(Stored records)
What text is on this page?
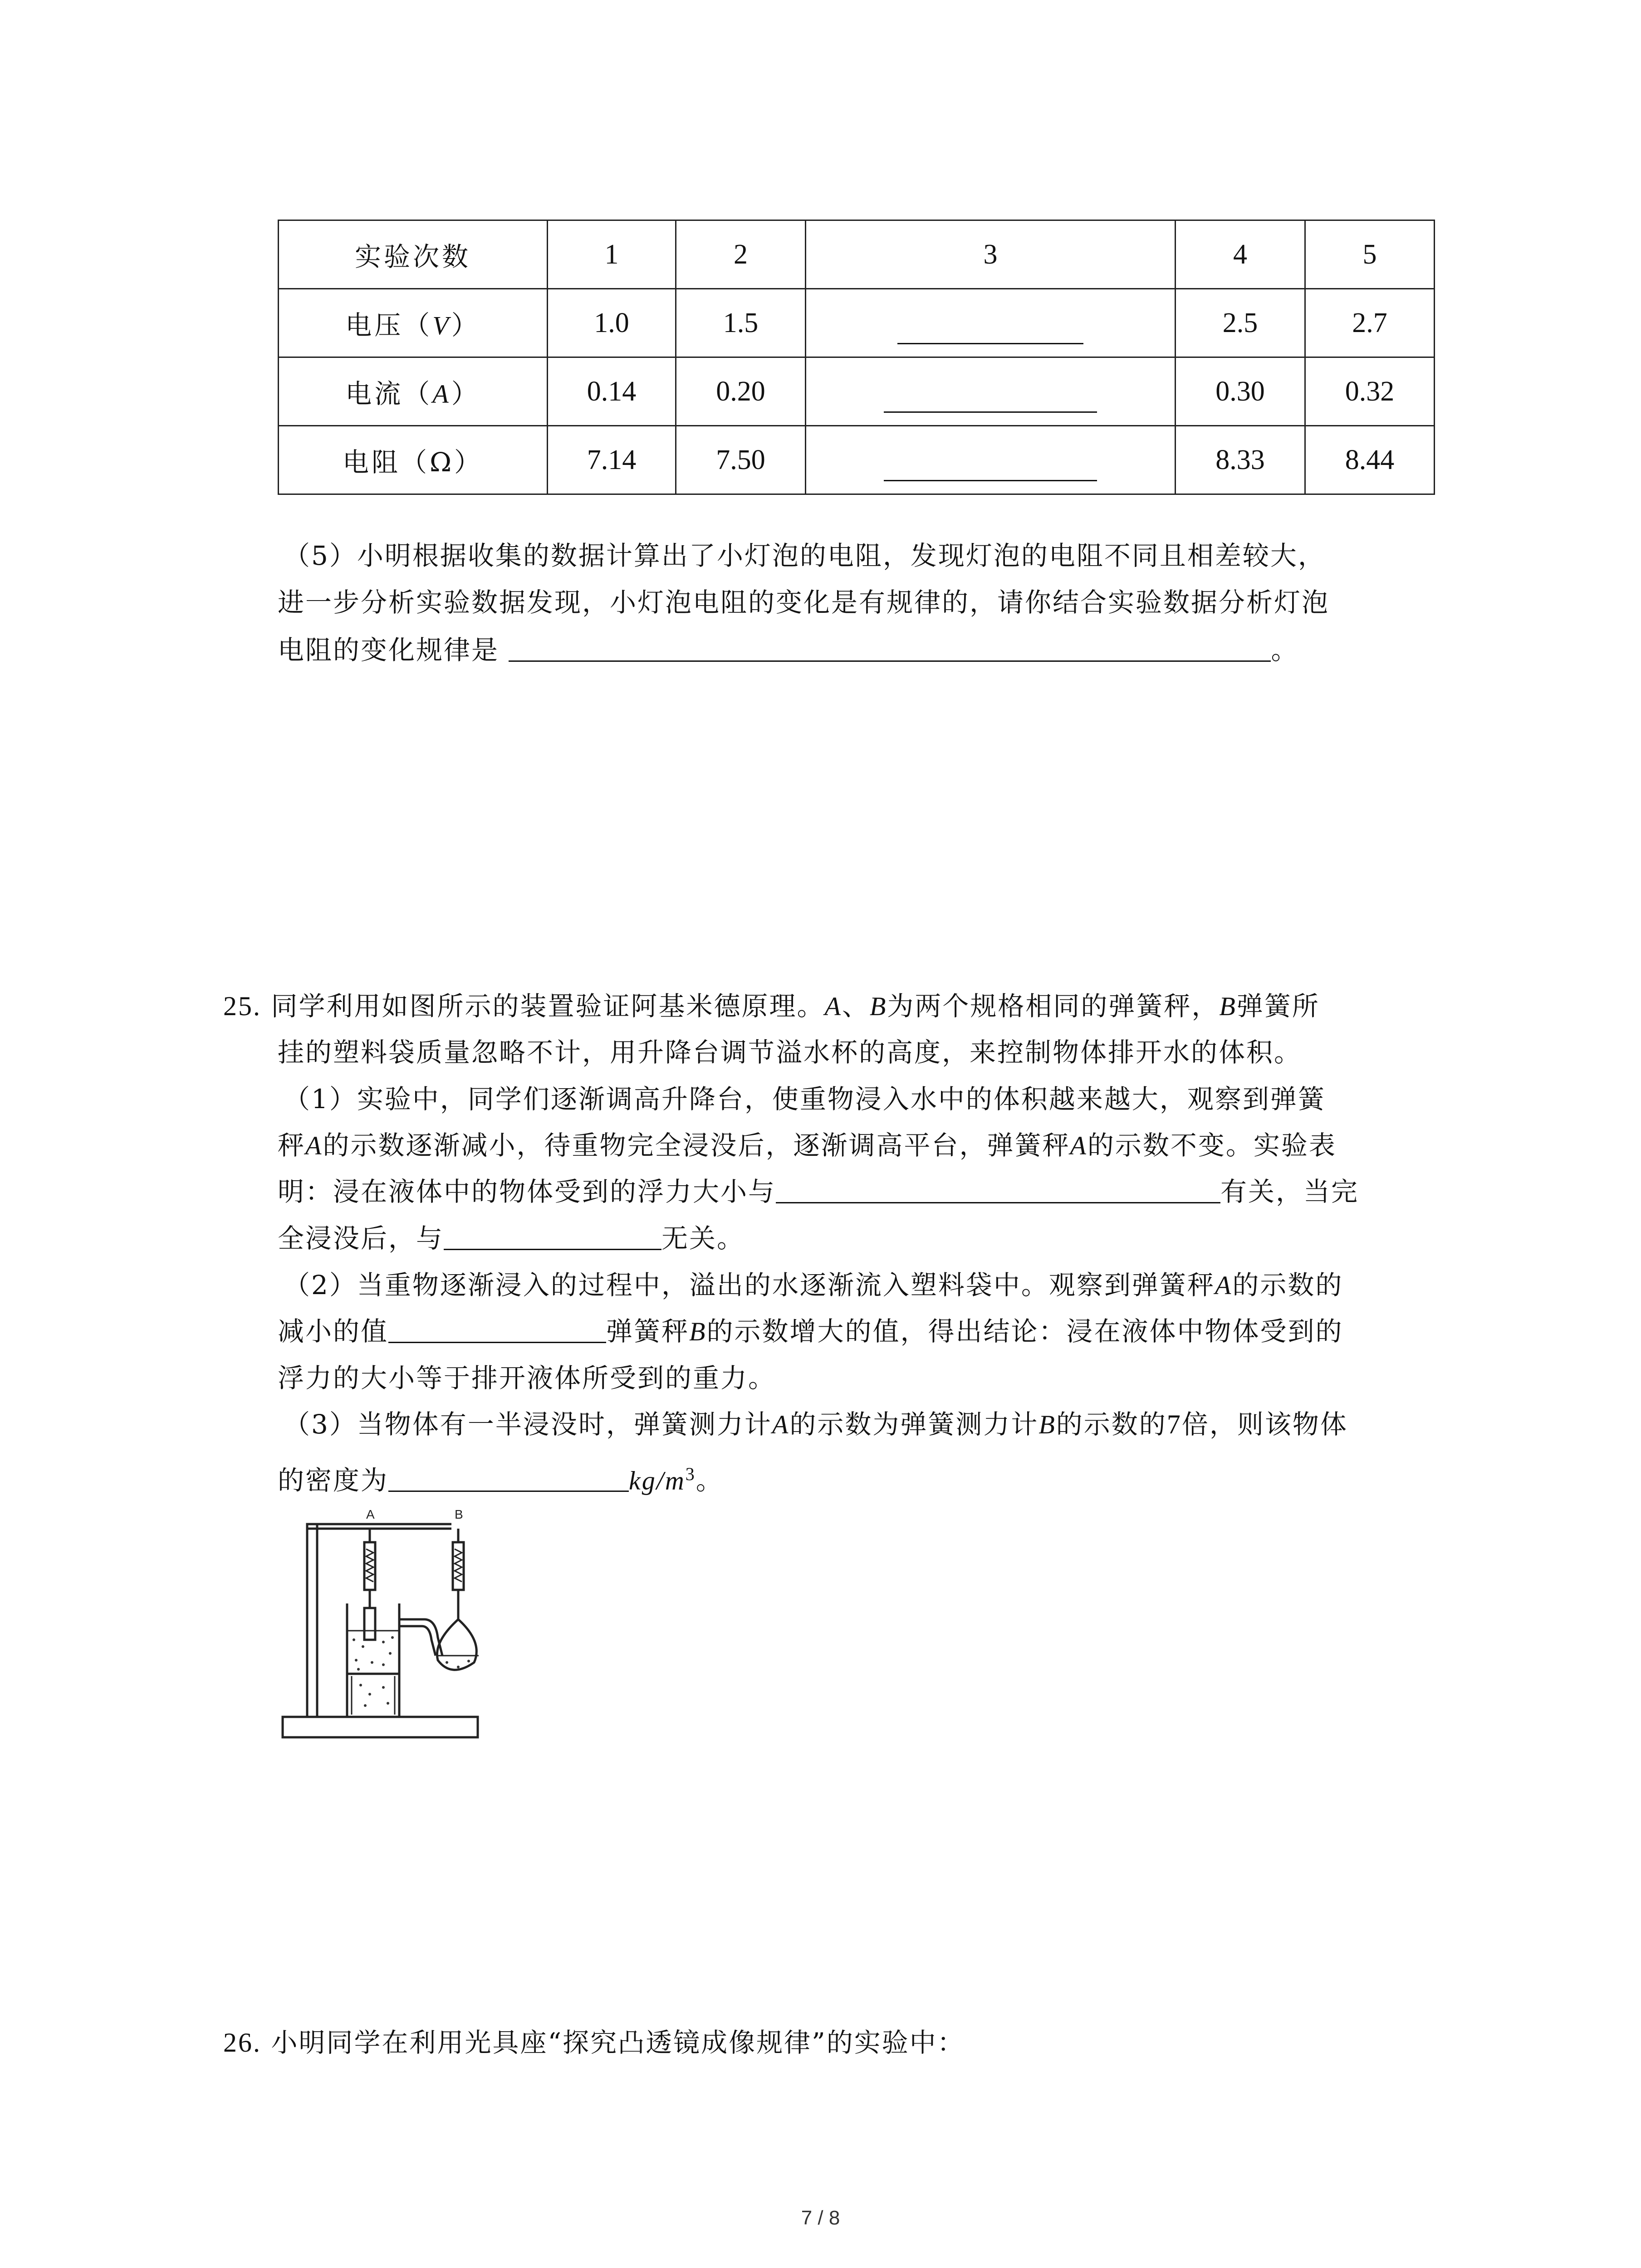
实验次数	1	2	3	4	5
电压（V）	1.0	1.5		2.5	2.7
电流（A）	0.14	0.20		0.30	0.32
电阻（Ω）	7.14	7.50		8.33	8.44
（5）小明根据收集的数据计算出了小灯泡的电阻，发现灯泡的电阻不同且相差较大，
进一步分析实验数据发现，小灯泡电阻的变化是有规律的，请你结合实验数据分析灯泡
电阻的变化规律是	。
25. 同学利用如图所示的装置验证阿基米德原理。A、B为两个规格相同的弹簧秤，B弹簧所
挂的塑料袋质量忽略不计，用升降台调节溢水杯的高度，来控制物体排开水的体积。
（1）实验中，同学们逐渐调高升降台，使重物浸入水中的体积越来越大，观察到弹簧
秤A的示数逐渐减小，待重物完全浸没后，逐渐调高平台，弹簧秤A的示数不变。实验表
明：浸在液体中的物体受到的浮力大小与	有关，当完
全浸没后，与	无关。
（2）当重物逐渐浸入的过程中，溢出的水逐渐流入塑料袋中。观察到弹簧秤A的示数的
减小的值	弹簧秤B的示数增大的值，得出结论：浸在液体中物体受到的
浮力的大小等于排开液体所受到的重力。
（3）当物体有一半浸没时，弹簧测力计A的示数为弹簧测力计B的示数的7倍，则该物体
的密度为	$kg/m^3$。
A	B
26. 小明同学在利用光具座“探究凸透镜成像规律”的实验中：
7 / 8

[What is asked]: Output the records above exactly as they are, leaving out the pictures.

[Solution]:
What text is on this page?
实验次数	1	2	3	4	5
电压（V）	1.0	1.5		2.5	2.7
电流（A）	0.14	0.20		0.30	0.32
电阻（Ω）	7.14	7.50		8.33	8.44
（5）小明根据收集的数据计算出了小灯泡的电阻，发现灯泡的电阻不同且相差较大，
进一步分析实验数据发现，小灯泡电阻的变化是有规律的，请你结合实验数据分析灯泡
电阻的变化规律是	。
25. 同学利用如图所示的装置验证阿基米德原理。A、B为两个规格相同的弹簧秤，B弹簧所
挂的塑料袋质量忽略不计，用升降台调节溢水杯的高度，来控制物体排开水的体积。
（1）实验中，同学们逐渐调高升降台，使重物浸入水中的体积越来越大，观察到弹簧
秤A的示数逐渐减小，待重物完全浸没后，逐渐调高平台，弹簧秤A的示数不变。实验表
明：浸在液体中的物体受到的浮力大小与	有关，当完
全浸没后，与	无关。
（2）当重物逐渐浸入的过程中，溢出的水逐渐流入塑料袋中。观察到弹簧秤A的示数的
减小的值	弹簧秤B的示数增大的值，得出结论：浸在液体中物体受到的
浮力的大小等于排开液体所受到的重力。
（3）当物体有一半浸没时，弹簧测力计A的示数为弹簧测力计B的示数的7倍，则该物体
的密度为	$kg/m^3$。
A	B
26. 小明同学在利用光具座“探究凸透镜成像规律”的实验中：
7 / 8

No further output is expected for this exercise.